Records shown -

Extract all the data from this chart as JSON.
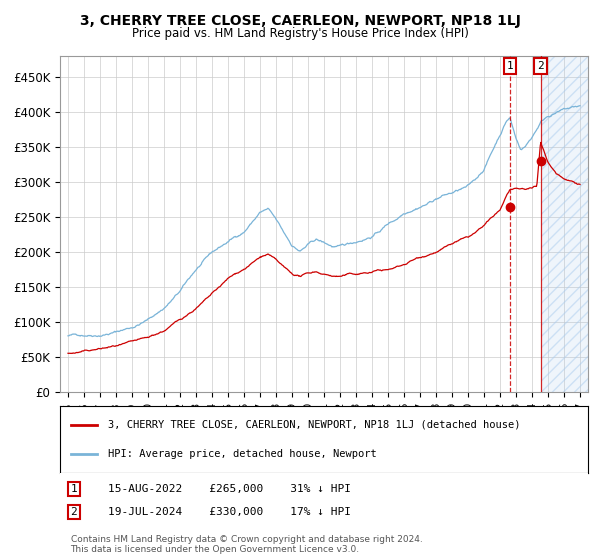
{
  "title": "3, CHERRY TREE CLOSE, CAERLEON, NEWPORT, NP18 1LJ",
  "subtitle": "Price paid vs. HM Land Registry's House Price Index (HPI)",
  "ylim": [
    0,
    480000
  ],
  "yticks": [
    0,
    50000,
    100000,
    150000,
    200000,
    250000,
    300000,
    350000,
    400000,
    450000
  ],
  "ytick_labels": [
    "£0",
    "£50K",
    "£100K",
    "£150K",
    "£200K",
    "£250K",
    "£300K",
    "£350K",
    "£400K",
    "£450K"
  ],
  "hpi_color": "#7ab4d8",
  "sale_color": "#cc0000",
  "background_color": "#ffffff",
  "grid_color": "#cccccc",
  "legend_label_sale": "3, CHERRY TREE CLOSE, CAERLEON, NEWPORT, NP18 1LJ (detached house)",
  "legend_label_hpi": "HPI: Average price, detached house, Newport",
  "sale1_date_label": "15-AUG-2022",
  "sale1_price_label": "£265,000",
  "sale1_pct_label": "31% ↓ HPI",
  "sale1_year": 2022.62,
  "sale1_price": 265000,
  "sale2_date_label": "19-JUL-2024",
  "sale2_price_label": "£330,000",
  "sale2_pct_label": "17% ↓ HPI",
  "sale2_year": 2024.54,
  "sale2_price": 330000,
  "footnote": "Contains HM Land Registry data © Crown copyright and database right 2024.\nThis data is licensed under the Open Government Licence v3.0."
}
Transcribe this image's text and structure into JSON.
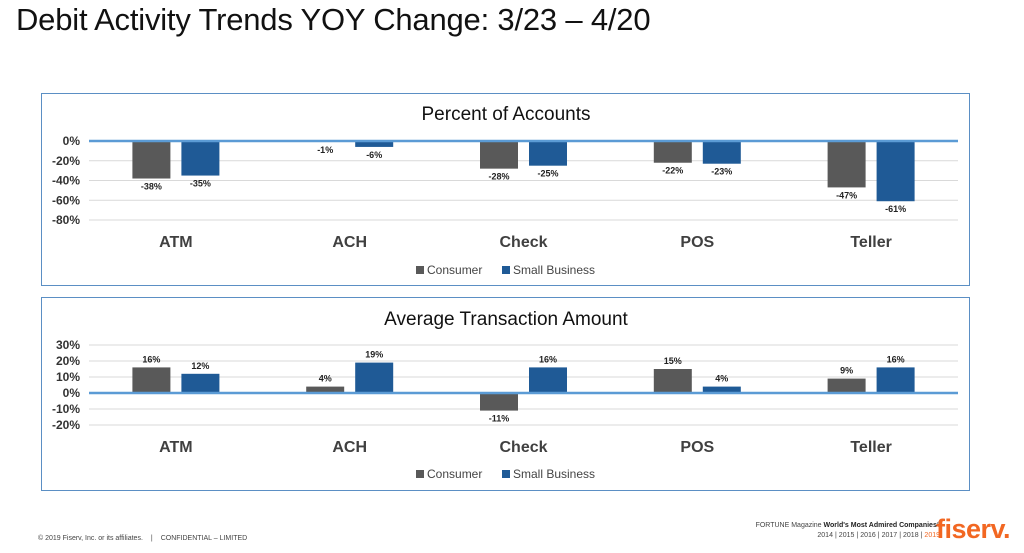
{
  "slide": {
    "title": "Debit Activity Trends YOY Change: 3/23 – 4/20"
  },
  "colors": {
    "consumer": "#595959",
    "small_business": "#1f5a96",
    "zero_line": "#5b9bd5",
    "grid": "#d9d9d9",
    "frame": "#5b8fc4",
    "brand": "#f26722"
  },
  "chart_data": [
    {
      "type": "bar",
      "title": "Percent of Accounts",
      "categories": [
        "ATM",
        "ACH",
        "Check",
        "POS",
        "Teller"
      ],
      "series": [
        {
          "name": "Consumer",
          "values": [
            -38,
            -1,
            -28,
            -22,
            -47
          ],
          "labels": [
            "-38%",
            "-1%",
            "-28%",
            "-22%",
            "-47%"
          ]
        },
        {
          "name": "Small Business",
          "values": [
            -35,
            -6,
            -25,
            -23,
            -61
          ],
          "labels": [
            "-35%",
            "-6%",
            "-25%",
            "-23%",
            "-61%"
          ]
        }
      ],
      "ylim": [
        -80,
        0
      ],
      "yticks": [
        0,
        -20,
        -40,
        -60,
        -80
      ],
      "ytick_labels": [
        "0%",
        "-20%",
        "-40%",
        "-60%",
        "-80%"
      ],
      "xlabel": "",
      "ylabel": "",
      "legend": "bottom-center",
      "grid": true
    },
    {
      "type": "bar",
      "title": "Average Transaction Amount",
      "categories": [
        "ATM",
        "ACH",
        "Check",
        "POS",
        "Teller"
      ],
      "series": [
        {
          "name": "Consumer",
          "values": [
            16,
            4,
            -11,
            15,
            9
          ],
          "labels": [
            "16%",
            "4%",
            "-11%",
            "15%",
            "9%"
          ]
        },
        {
          "name": "Small Business",
          "values": [
            12,
            19,
            16,
            4,
            16
          ],
          "labels": [
            "12%",
            "19%",
            "16%",
            "4%",
            "16%"
          ]
        }
      ],
      "ylim": [
        -20,
        30
      ],
      "yticks": [
        30,
        20,
        10,
        0,
        -10,
        -20
      ],
      "ytick_labels": [
        "30%",
        "20%",
        "10%",
        "0%",
        "-10%",
        "-20%"
      ],
      "xlabel": "",
      "ylabel": "",
      "legend": "bottom-center",
      "grid": true
    }
  ],
  "footer": {
    "copyright": "© 2019 Fiserv, Inc. or its affiliates.",
    "separator": "|",
    "confidential": "CONFIDENTIAL – LIMITED",
    "fortune_prefix": "FORTUNE Magazine",
    "fortune_bold": "World's Most Admired Companies®",
    "years": [
      "2014",
      "2015",
      "2016",
      "2017",
      "2018",
      "2019"
    ],
    "logo": "fiserv."
  }
}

Task requirements - Transcribe all the lines above exactly, apart from the pictures.

Solution to this problem -
Extract all the data from this chart as JSON.
{
  "title": "3, CHERRY TREE CLOSE, CAERLEON, NEWPORT, NP18 1LJ",
  "subtitle": "Price paid vs. HM Land Registry's House Price Index (HPI)",
  "ylim": [
    0,
    480000
  ],
  "yticks": [
    0,
    50000,
    100000,
    150000,
    200000,
    250000,
    300000,
    350000,
    400000,
    450000
  ],
  "ytick_labels": [
    "£0",
    "£50K",
    "£100K",
    "£150K",
    "£200K",
    "£250K",
    "£300K",
    "£350K",
    "£400K",
    "£450K"
  ],
  "hpi_color": "#7ab4d8",
  "sale_color": "#cc0000",
  "background_color": "#ffffff",
  "grid_color": "#cccccc",
  "legend_label_sale": "3, CHERRY TREE CLOSE, CAERLEON, NEWPORT, NP18 1LJ (detached house)",
  "legend_label_hpi": "HPI: Average price, detached house, Newport",
  "sale1_date_label": "15-AUG-2022",
  "sale1_price_label": "£265,000",
  "sale1_pct_label": "31% ↓ HPI",
  "sale1_year": 2022.62,
  "sale1_price": 265000,
  "sale2_date_label": "19-JUL-2024",
  "sale2_price_label": "£330,000",
  "sale2_pct_label": "17% ↓ HPI",
  "sale2_year": 2024.54,
  "sale2_price": 330000,
  "footnote": "Contains HM Land Registry data © Crown copyright and database right 2024.\nThis data is licensed under the Open Government Licence v3.0."
}
Transcribe this image's text and structure into JSON.
{
  "slide": {
    "title": "Debit Activity Trends YOY Change: 3/23 – 4/20"
  },
  "colors": {
    "consumer": "#595959",
    "small_business": "#1f5a96",
    "zero_line": "#5b9bd5",
    "grid": "#d9d9d9",
    "frame": "#5b8fc4",
    "brand": "#f26722"
  },
  "chart_data": [
    {
      "type": "bar",
      "title": "Percent of Accounts",
      "categories": [
        "ATM",
        "ACH",
        "Check",
        "POS",
        "Teller"
      ],
      "series": [
        {
          "name": "Consumer",
          "values": [
            -38,
            -1,
            -28,
            -22,
            -47
          ],
          "labels": [
            "-38%",
            "-1%",
            "-28%",
            "-22%",
            "-47%"
          ]
        },
        {
          "name": "Small Business",
          "values": [
            -35,
            -6,
            -25,
            -23,
            -61
          ],
          "labels": [
            "-35%",
            "-6%",
            "-25%",
            "-23%",
            "-61%"
          ]
        }
      ],
      "ylim": [
        -80,
        0
      ],
      "yticks": [
        0,
        -20,
        -40,
        -60,
        -80
      ],
      "ytick_labels": [
        "0%",
        "-20%",
        "-40%",
        "-60%",
        "-80%"
      ],
      "xlabel": "",
      "ylabel": "",
      "legend": "bottom-center",
      "grid": true
    },
    {
      "type": "bar",
      "title": "Average Transaction Amount",
      "categories": [
        "ATM",
        "ACH",
        "Check",
        "POS",
        "Teller"
      ],
      "series": [
        {
          "name": "Consumer",
          "values": [
            16,
            4,
            -11,
            15,
            9
          ],
          "labels": [
            "16%",
            "4%",
            "-11%",
            "15%",
            "9%"
          ]
        },
        {
          "name": "Small Business",
          "values": [
            12,
            19,
            16,
            4,
            16
          ],
          "labels": [
            "12%",
            "19%",
            "16%",
            "4%",
            "16%"
          ]
        }
      ],
      "ylim": [
        -20,
        30
      ],
      "yticks": [
        30,
        20,
        10,
        0,
        -10,
        -20
      ],
      "ytick_labels": [
        "30%",
        "20%",
        "10%",
        "0%",
        "-10%",
        "-20%"
      ],
      "xlabel": "",
      "ylabel": "",
      "legend": "bottom-center",
      "grid": true
    }
  ],
  "footer": {
    "copyright": "© 2019 Fiserv, Inc. or its affiliates.",
    "separator": "|",
    "confidential": "CONFIDENTIAL – LIMITED",
    "fortune_prefix": "FORTUNE Magazine",
    "fortune_bold": "World's Most Admired Companies®",
    "years": [
      "2014",
      "2015",
      "2016",
      "2017",
      "2018",
      "2019"
    ],
    "logo": "fiserv."
  }
}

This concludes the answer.